═══ PROVIDED DATA

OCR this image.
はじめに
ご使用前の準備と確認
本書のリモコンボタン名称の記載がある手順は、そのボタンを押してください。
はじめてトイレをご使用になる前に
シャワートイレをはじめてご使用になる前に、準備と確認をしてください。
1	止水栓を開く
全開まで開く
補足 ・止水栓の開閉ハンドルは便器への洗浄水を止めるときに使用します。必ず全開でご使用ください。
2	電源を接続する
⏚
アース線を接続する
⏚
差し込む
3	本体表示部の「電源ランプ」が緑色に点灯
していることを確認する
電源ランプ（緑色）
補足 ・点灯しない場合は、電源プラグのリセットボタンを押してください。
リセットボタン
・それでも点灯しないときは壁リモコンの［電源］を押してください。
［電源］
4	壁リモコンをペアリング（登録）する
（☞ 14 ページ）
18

══════

* **PROBLEM STATEMENT**: Write down every line of the data exactly as it appears above.

* **RESPONSE TO THE TASK**:
OCR this image.
はじめに
ご使用前の準備と確認
本書のリモコンボタン名称の記載がある手順は、そのボタンを押してください。
はじめてトイレをご使用になる前に
シャワートイレをはじめてご使用になる前に、準備と確認をしてください。
1	止水栓を開く
全開まで開く
補足 ・止水栓の開閉ハンドルは便器への洗浄水を止めるときに使用します。必ず全開でご使用ください。
2	電源を接続する
⏚
アース線を接続する
⏚
差し込む
3	本体表示部の「電源ランプ」が緑色に点灯
していることを確認する
電源ランプ（緑色）
補足 ・点灯しない場合は、電源プラグのリセットボタンを押してください。
リセットボタン
・それでも点灯しないときは壁リモコンの［電源］を押してください。
［電源］
4	壁リモコンをペアリング（登録）する
（☞ 14 ページ）
18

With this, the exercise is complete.